===== Input data

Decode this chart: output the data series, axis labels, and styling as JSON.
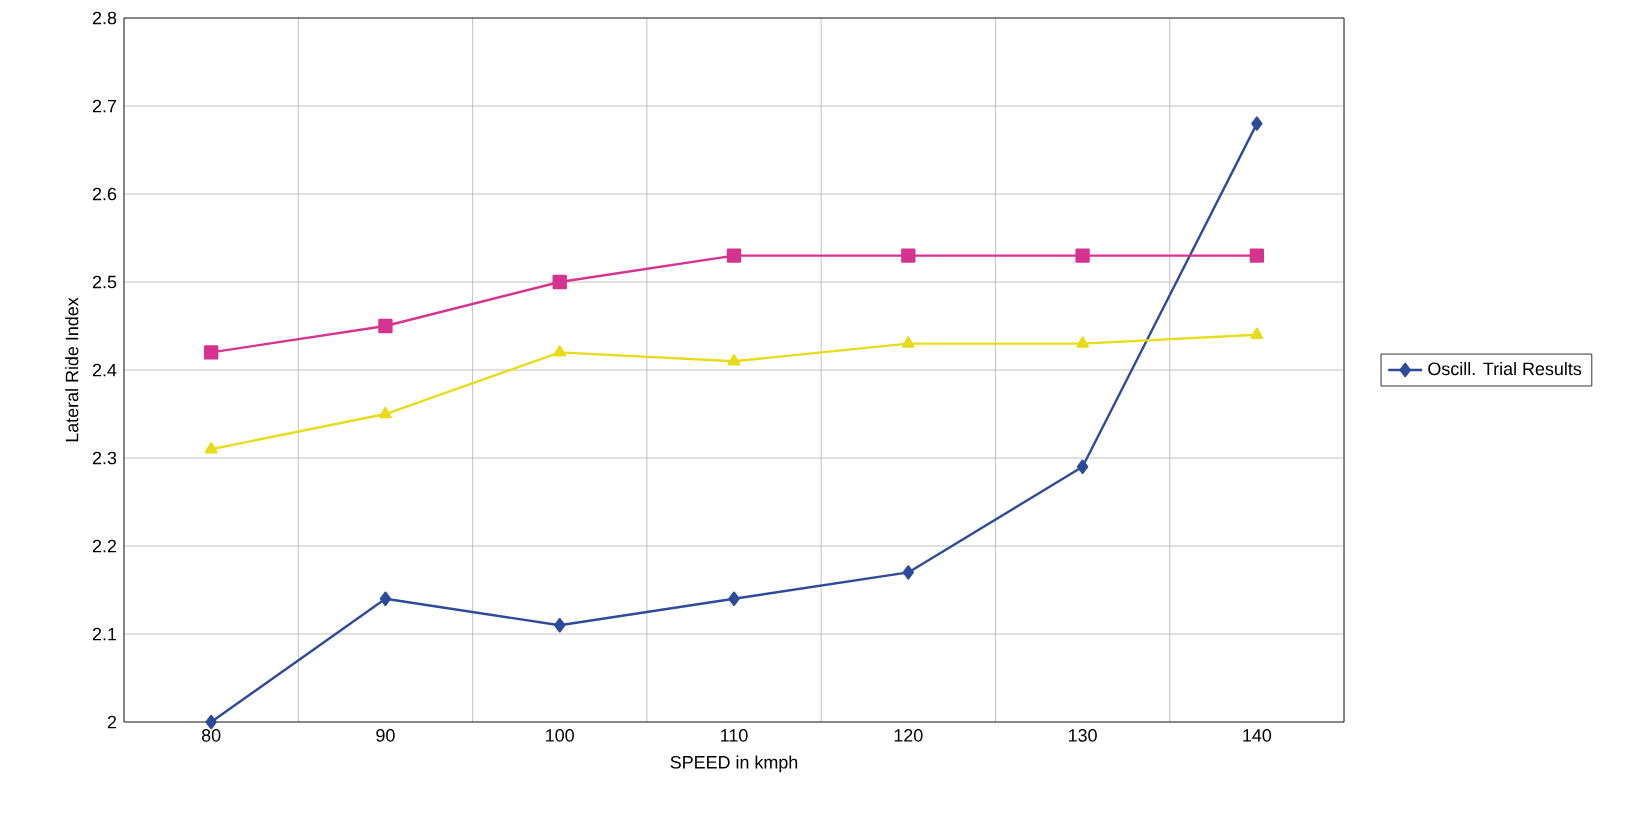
{
  "chart_data": {
    "type": "line",
    "xlabel": "SPEED in kmph",
    "ylabel": "Lateral Ride Index",
    "categories": [
      "80",
      "90",
      "100",
      "110",
      "120",
      "130",
      "140"
    ],
    "series": [
      {
        "name": "Oscill. Trial Results",
        "color": "#2e4a9a",
        "marker": "diamond",
        "values": [
          2.0,
          2.14,
          2.11,
          2.14,
          2.17,
          2.29,
          2.68
        ]
      },
      {
        "color": "#d63390",
        "marker": "square",
        "values": [
          2.42,
          2.45,
          2.5,
          2.53,
          2.53,
          2.53,
          2.53
        ]
      },
      {
        "color": "#e8dc1a",
        "marker": "triangle",
        "values": [
          2.31,
          2.35,
          2.42,
          2.41,
          2.43,
          2.43,
          2.44
        ]
      }
    ],
    "ylim": [
      2,
      2.8
    ],
    "yticks": [
      2,
      2.1,
      2.2,
      2.3,
      2.4,
      2.5,
      2.6,
      2.7,
      2.8
    ],
    "grid": true,
    "legend": "right"
  }
}
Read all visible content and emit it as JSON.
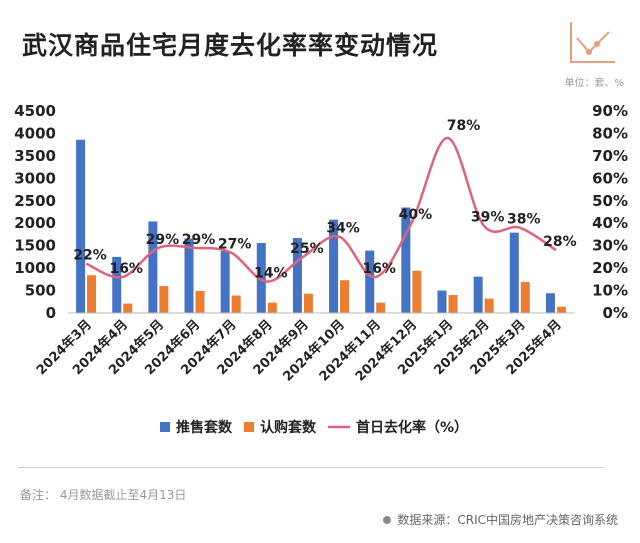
{
  "title": "武汉商品住宅月度去化率率变动情况",
  "unit": "单位：套、%",
  "note": "备注：  4月数据截止至4月13日",
  "source": "数据来源：CRIC中国房地产决策咨询系统",
  "colors": {
    "supply": "#4472c4",
    "subscribe": "#ed7d31",
    "rate": "#e06377",
    "axis": "#222222",
    "corner_icon": "#e4a07a"
  },
  "icons": {
    "corner": "line-chart-icon",
    "source_bullet": "dot-icon"
  },
  "chart_data": {
    "type": "bar",
    "title": "武汉商品住宅月度去化率率变动情况",
    "categories": [
      "2024年3月",
      "2024年4月",
      "2024年5月",
      "2024年6月",
      "2024年7月",
      "2024年8月",
      "2024年9月",
      "2024年10月",
      "2024年11月",
      "2024年12月",
      "2025年1月",
      "2025年2月",
      "2025年3月",
      "2025年4月"
    ],
    "series": [
      {
        "name": "推售套数",
        "type": "bar",
        "axis": "left",
        "values": [
          3860,
          1250,
          2040,
          1660,
          1380,
          1560,
          1670,
          2080,
          1390,
          2350,
          500,
          810,
          1790,
          440
        ]
      },
      {
        "name": "认购套数",
        "type": "bar",
        "axis": "left",
        "values": [
          840,
          210,
          600,
          490,
          390,
          230,
          430,
          730,
          230,
          940,
          400,
          320,
          690,
          140
        ]
      },
      {
        "name": "首日去化率（%）",
        "type": "line",
        "axis": "right",
        "values": [
          22,
          16,
          29,
          29,
          27,
          14,
          25,
          34,
          16,
          40,
          78,
          39,
          38,
          28
        ]
      }
    ],
    "data_labels": [
      "22%",
      "16%",
      "29%",
      "29%",
      "27%",
      "14%",
      "25%",
      "34%",
      "16%",
      "40%",
      "78%",
      "39%",
      "38%",
      "28%"
    ],
    "y_left": {
      "min": 0,
      "max": 4500,
      "step": 500,
      "ticks": [
        "0",
        "500",
        "1000",
        "1500",
        "2000",
        "2500",
        "3000",
        "3500",
        "4000",
        "4500"
      ]
    },
    "y_right": {
      "min": 0,
      "max": 90,
      "step": 10,
      "ticks": [
        "0%",
        "10%",
        "20%",
        "30%",
        "40%",
        "50%",
        "60%",
        "70%",
        "80%",
        "90%"
      ]
    },
    "grid": false,
    "legend": "bottom"
  }
}
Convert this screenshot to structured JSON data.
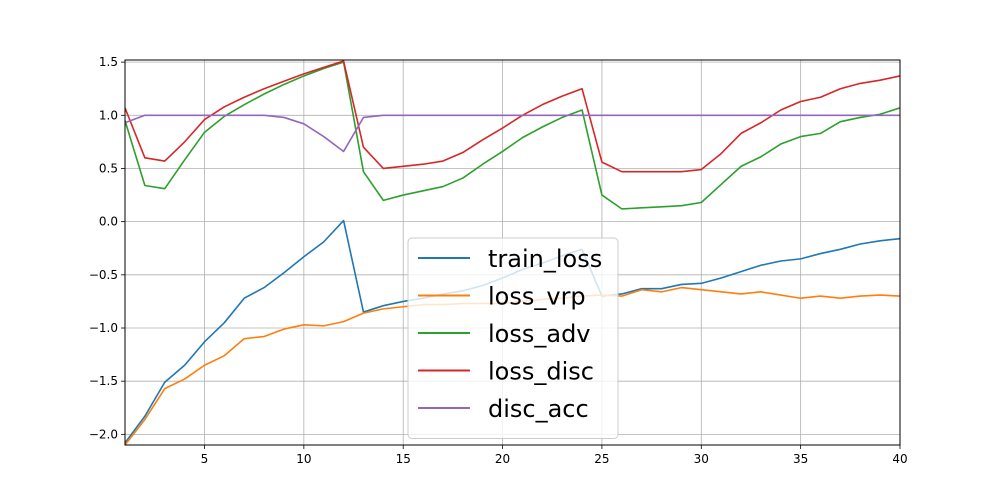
{
  "chart_data": {
    "type": "line",
    "x": [
      1,
      2,
      3,
      4,
      5,
      6,
      7,
      8,
      9,
      10,
      11,
      12,
      13,
      14,
      15,
      16,
      17,
      18,
      19,
      20,
      21,
      22,
      23,
      24,
      25,
      26,
      27,
      28,
      29,
      30,
      31,
      32,
      33,
      34,
      35,
      36,
      37,
      38,
      39,
      40
    ],
    "xlim": [
      1,
      40
    ],
    "ylim": [
      -2.1,
      1.52
    ],
    "xticks": [
      5,
      10,
      15,
      20,
      25,
      30,
      35,
      40
    ],
    "yticks": [
      -2.0,
      -1.5,
      -1.0,
      -0.5,
      0.0,
      0.5,
      1.0,
      1.5
    ],
    "grid": true,
    "legend_position": "center-bottom",
    "series": [
      {
        "name": "train_loss",
        "color": "#1f77b4",
        "values": [
          -2.08,
          -1.83,
          -1.51,
          -1.35,
          -1.13,
          -0.95,
          -0.72,
          -0.62,
          -0.48,
          -0.33,
          -0.19,
          0.01,
          -0.85,
          -0.79,
          -0.75,
          -0.72,
          -0.68,
          -0.65,
          -0.6,
          -0.53,
          -0.45,
          -0.39,
          -0.32,
          -0.26,
          -0.7,
          -0.68,
          -0.63,
          -0.63,
          -0.59,
          -0.58,
          -0.53,
          -0.47,
          -0.41,
          -0.37,
          -0.35,
          -0.3,
          -0.26,
          -0.21,
          -0.18,
          -0.16
        ]
      },
      {
        "name": "loss_vrp",
        "color": "#ff7f0e",
        "values": [
          -2.1,
          -1.86,
          -1.57,
          -1.48,
          -1.35,
          -1.26,
          -1.1,
          -1.08,
          -1.01,
          -0.97,
          -0.98,
          -0.94,
          -0.86,
          -0.82,
          -0.8,
          -0.78,
          -0.78,
          -0.77,
          -0.77,
          -0.77,
          -0.75,
          -0.73,
          -0.72,
          -0.7,
          -0.69,
          -0.7,
          -0.64,
          -0.66,
          -0.62,
          -0.64,
          -0.66,
          -0.68,
          -0.66,
          -0.69,
          -0.72,
          -0.7,
          -0.72,
          -0.7,
          -0.69,
          -0.7
        ]
      },
      {
        "name": "loss_adv",
        "color": "#2ca02c",
        "values": [
          0.95,
          0.34,
          0.31,
          0.58,
          0.84,
          0.99,
          1.1,
          1.2,
          1.29,
          1.37,
          1.44,
          1.5,
          0.47,
          0.2,
          0.25,
          0.29,
          0.33,
          0.41,
          0.54,
          0.66,
          0.79,
          0.89,
          0.98,
          1.05,
          0.25,
          0.12,
          0.13,
          0.14,
          0.15,
          0.18,
          0.35,
          0.52,
          0.61,
          0.73,
          0.8,
          0.83,
          0.94,
          0.98,
          1.01,
          1.07
        ]
      },
      {
        "name": "loss_disc",
        "color": "#d62728",
        "values": [
          1.07,
          0.6,
          0.57,
          0.75,
          0.96,
          1.08,
          1.17,
          1.25,
          1.32,
          1.39,
          1.45,
          1.51,
          0.7,
          0.5,
          0.52,
          0.54,
          0.57,
          0.65,
          0.77,
          0.88,
          1.0,
          1.1,
          1.18,
          1.25,
          0.56,
          0.47,
          0.47,
          0.47,
          0.47,
          0.49,
          0.64,
          0.83,
          0.93,
          1.05,
          1.13,
          1.17,
          1.25,
          1.3,
          1.33,
          1.37
        ]
      },
      {
        "name": "disc_acc",
        "color": "#9467bd",
        "values": [
          0.93,
          1.0,
          1.0,
          1.0,
          1.0,
          1.0,
          1.0,
          1.0,
          0.98,
          0.92,
          0.8,
          0.66,
          0.98,
          1.0,
          1.0,
          1.0,
          1.0,
          1.0,
          1.0,
          1.0,
          1.0,
          1.0,
          1.0,
          1.0,
          1.0,
          1.0,
          1.0,
          1.0,
          1.0,
          1.0,
          1.0,
          1.0,
          1.0,
          1.0,
          1.0,
          1.0,
          1.0,
          1.0,
          1.0,
          1.0
        ]
      }
    ]
  }
}
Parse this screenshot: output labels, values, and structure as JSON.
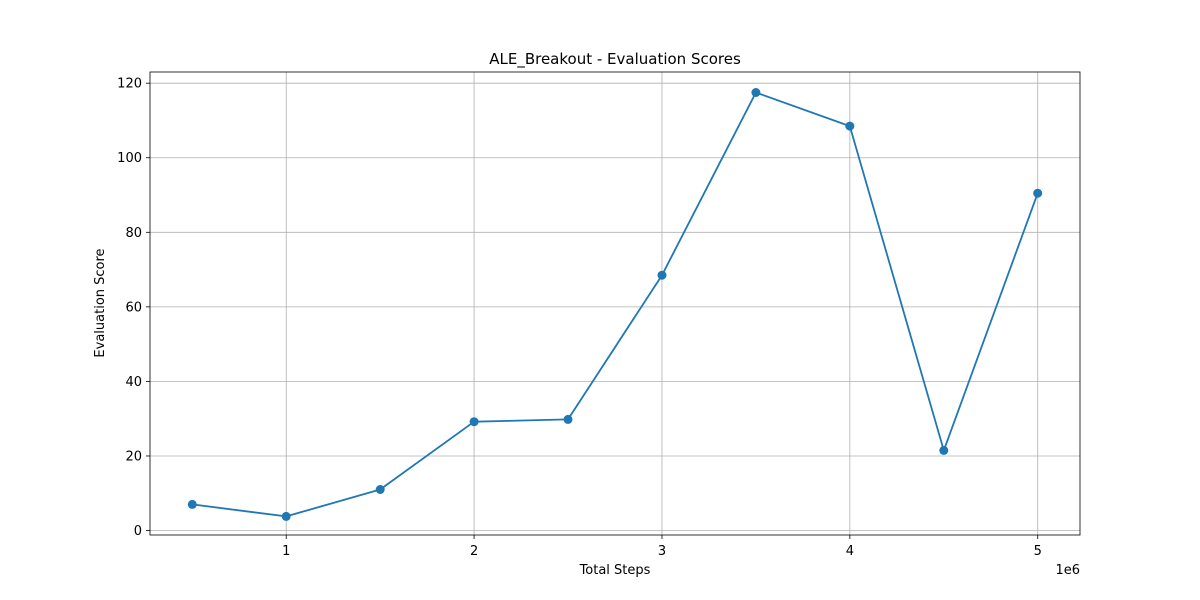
{
  "chart_data": {
    "type": "line",
    "title": "ALE_Breakout - Evaluation Scores",
    "xlabel": "Total Steps",
    "ylabel": "Evaluation Score",
    "x_offset_label": "1e6",
    "x": [
      500000,
      1000000,
      1500000,
      2000000,
      2500000,
      3000000,
      3500000,
      4000000,
      4500000,
      5000000
    ],
    "series": [
      {
        "values": [
          7.0,
          3.8,
          11.0,
          29.2,
          29.8,
          68.5,
          117.5,
          108.5,
          21.5,
          90.5
        ],
        "color": "#1f77b4",
        "marker": "circle"
      }
    ],
    "xlim": [
      275000,
      5225000
    ],
    "ylim": [
      -1.2,
      123.0
    ],
    "x_ticks": [
      1000000,
      2000000,
      3000000,
      4000000,
      5000000
    ],
    "x_tick_labels": [
      "1",
      "2",
      "3",
      "4",
      "5"
    ],
    "y_ticks": [
      0,
      20,
      40,
      60,
      80,
      100,
      120
    ],
    "y_tick_labels": [
      "0",
      "20",
      "40",
      "60",
      "80",
      "100",
      "120"
    ],
    "grid": true,
    "legend": "none"
  }
}
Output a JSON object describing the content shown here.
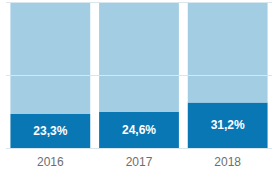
{
  "chart_data": {
    "type": "bar",
    "stacked": true,
    "categories": [
      "2016",
      "2017",
      "2018"
    ],
    "series": [
      {
        "color": "#0a77b5",
        "values": [
          23.3,
          24.6,
          31.2
        ],
        "data_labels": true,
        "value_labels": [
          "23,3%",
          "24,6%",
          "31,2%"
        ]
      },
      {
        "color": "#a3cde3",
        "values": [
          76.7,
          75.4,
          68.8
        ],
        "data_labels": false
      }
    ],
    "ylim": [
      0,
      100
    ],
    "yticks": [
      0,
      50,
      100
    ],
    "grid": true,
    "tick_labels": "x"
  }
}
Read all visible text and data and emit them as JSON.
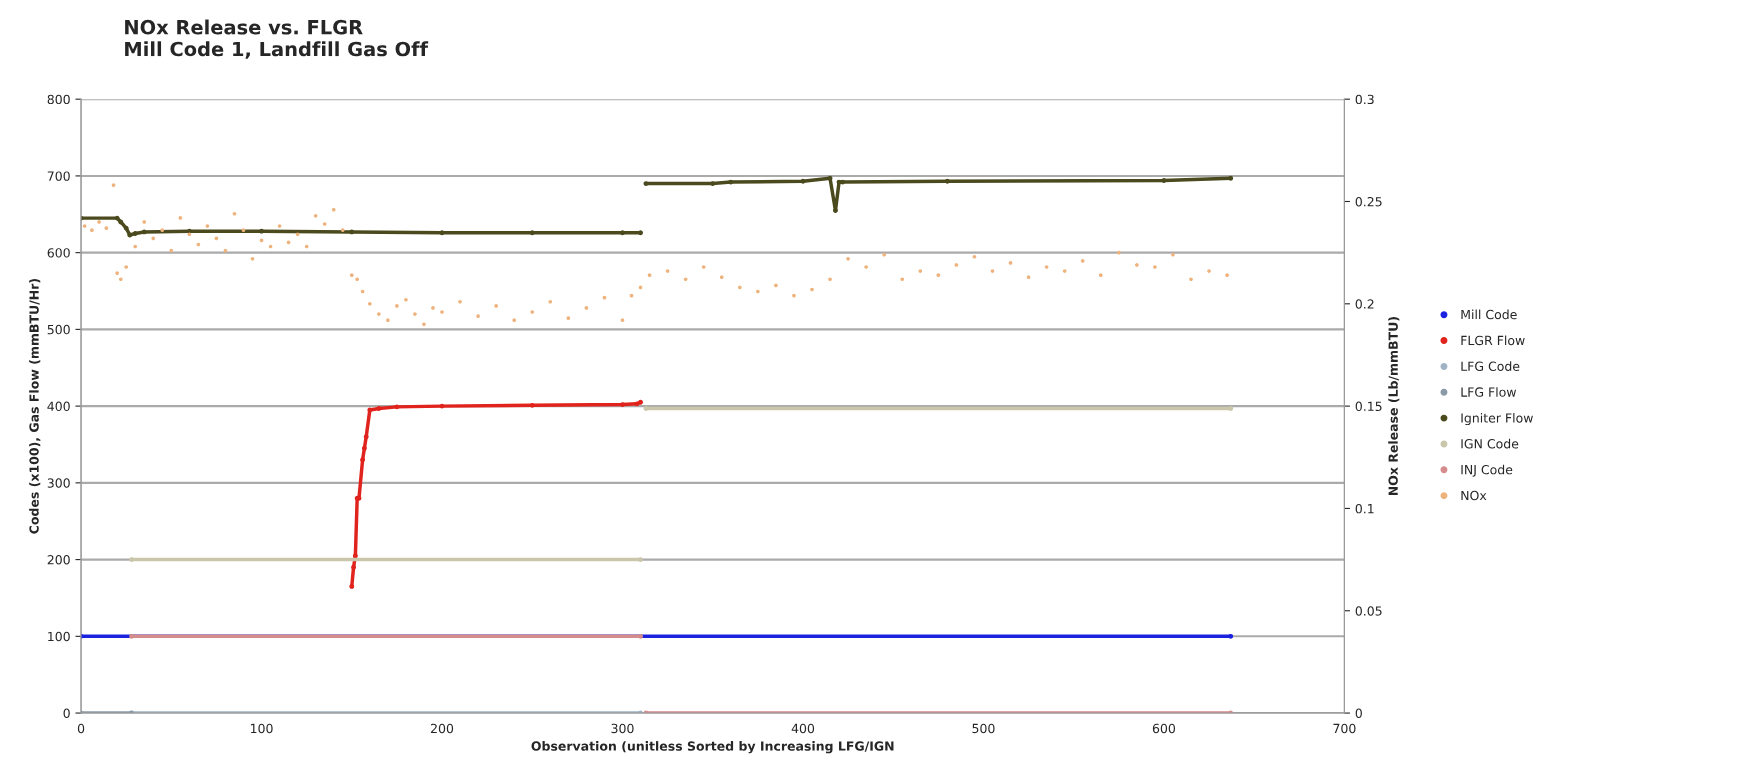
{
  "chart_data": {
    "type": "scatter",
    "title": "NOx Release vs. FLGR\nMill Code 1, Landfill Gas Off",
    "xlabel": "Observation (unitless Sorted by Increasing LFG/IGN",
    "ylabel": "Codes (x100), Gas Flow (mmBTU/Hr)",
    "y2label": "NOx Release (Lb/mmBTU)",
    "xlim": [
      0,
      700
    ],
    "xticks": [
      0,
      100,
      200,
      300,
      400,
      500,
      600,
      700
    ],
    "ylim": [
      0,
      800
    ],
    "yticks": [
      0,
      100,
      200,
      300,
      400,
      500,
      600,
      700,
      800
    ],
    "y2lim": [
      0,
      0.3
    ],
    "y2ticks": [
      0,
      0.05,
      0.1,
      0.15,
      0.2,
      0.25,
      0.3
    ],
    "grid": "y",
    "legend": "right",
    "marker": "circle",
    "series": [
      {
        "name": "Mill Code",
        "type": "line",
        "color": "#1a22e0",
        "x": [
          0,
          637
        ],
        "values": [
          100,
          100
        ]
      },
      {
        "name": "FLGR Flow",
        "type": "line",
        "color": "#e0231c",
        "x": [
          150,
          151,
          152,
          153,
          154,
          156,
          157,
          158,
          160,
          165,
          175,
          200,
          250,
          300,
          308,
          310
        ],
        "values": [
          165,
          190,
          205,
          280,
          280,
          330,
          345,
          360,
          395,
          397,
          399,
          400,
          401,
          402,
          403,
          405
        ]
      },
      {
        "name": "LFG Code",
        "type": "line",
        "color": "#9fb3c4",
        "x": [
          28,
          310
        ],
        "values": [
          0,
          0
        ]
      },
      {
        "name": "LFG Flow",
        "type": "line",
        "color": "#8a9aa8",
        "x": [
          0,
          28
        ],
        "values": [
          0,
          0
        ]
      },
      {
        "name": "Igniter Flow",
        "type": "line",
        "color": "#4a4a1e",
        "x": [
          0,
          20,
          22,
          25,
          27,
          30,
          35,
          60,
          100,
          150,
          200,
          250,
          300,
          310,
          null,
          313,
          350,
          360,
          400,
          415,
          418,
          420,
          422,
          480,
          600,
          637
        ],
        "values": [
          645,
          645,
          640,
          632,
          623,
          625,
          627,
          628,
          628,
          627,
          626,
          626,
          626,
          626,
          null,
          690,
          690,
          692,
          693,
          697,
          655,
          692,
          692,
          693,
          694,
          697
        ]
      },
      {
        "name": "IGN Code",
        "type": "line",
        "color": "#c9c6ab",
        "x": [
          28,
          310,
          null,
          313,
          637
        ],
        "values": [
          200,
          200,
          null,
          397,
          397
        ]
      },
      {
        "name": "INJ Code",
        "type": "line",
        "color": "#d48c8c",
        "x": [
          28,
          310,
          null,
          313,
          637
        ],
        "values": [
          100,
          100,
          null,
          0,
          0
        ]
      },
      {
        "name": "NOx",
        "axis": "y2",
        "color": "#eeb27c",
        "x": [
          2,
          6,
          10,
          14,
          18,
          20,
          22,
          25,
          30,
          35,
          40,
          45,
          50,
          55,
          60,
          65,
          70,
          75,
          80,
          85,
          90,
          95,
          100,
          105,
          110,
          115,
          120,
          125,
          130,
          135,
          140,
          145,
          150,
          153,
          156,
          160,
          165,
          170,
          175,
          180,
          185,
          190,
          195,
          200,
          210,
          220,
          230,
          240,
          250,
          260,
          270,
          280,
          290,
          300,
          305,
          310,
          315,
          325,
          335,
          345,
          355,
          365,
          375,
          385,
          395,
          405,
          415,
          425,
          435,
          445,
          455,
          465,
          475,
          485,
          495,
          505,
          515,
          525,
          535,
          545,
          555,
          565,
          575,
          585,
          595,
          605,
          615,
          625,
          635
        ],
        "values": [
          0.238,
          0.236,
          0.24,
          0.237,
          0.258,
          0.215,
          0.212,
          0.218,
          0.228,
          0.24,
          0.232,
          0.236,
          0.226,
          0.242,
          0.234,
          0.229,
          0.238,
          0.232,
          0.226,
          0.244,
          0.236,
          0.222,
          0.231,
          0.228,
          0.238,
          0.23,
          0.234,
          0.228,
          0.243,
          0.239,
          0.246,
          0.236,
          0.214,
          0.212,
          0.206,
          0.2,
          0.195,
          0.192,
          0.199,
          0.202,
          0.195,
          0.19,
          0.198,
          0.196,
          0.201,
          0.194,
          0.199,
          0.192,
          0.196,
          0.201,
          0.193,
          0.198,
          0.203,
          0.192,
          0.204,
          0.208,
          0.214,
          0.216,
          0.212,
          0.218,
          0.213,
          0.208,
          0.206,
          0.209,
          0.204,
          0.207,
          0.212,
          0.222,
          0.218,
          0.224,
          0.212,
          0.216,
          0.214,
          0.219,
          0.223,
          0.216,
          0.22,
          0.213,
          0.218,
          0.216,
          0.221,
          0.214,
          0.225,
          0.219,
          0.218,
          0.224,
          0.212,
          0.216,
          0.214
        ]
      }
    ]
  }
}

==========

[Required work] In the entries above, identify each line that includes the string "Read", then copy it.

[Finished task]
Read all visible content and emit it as JSON.
Read all visible text and data and emit them as JSON.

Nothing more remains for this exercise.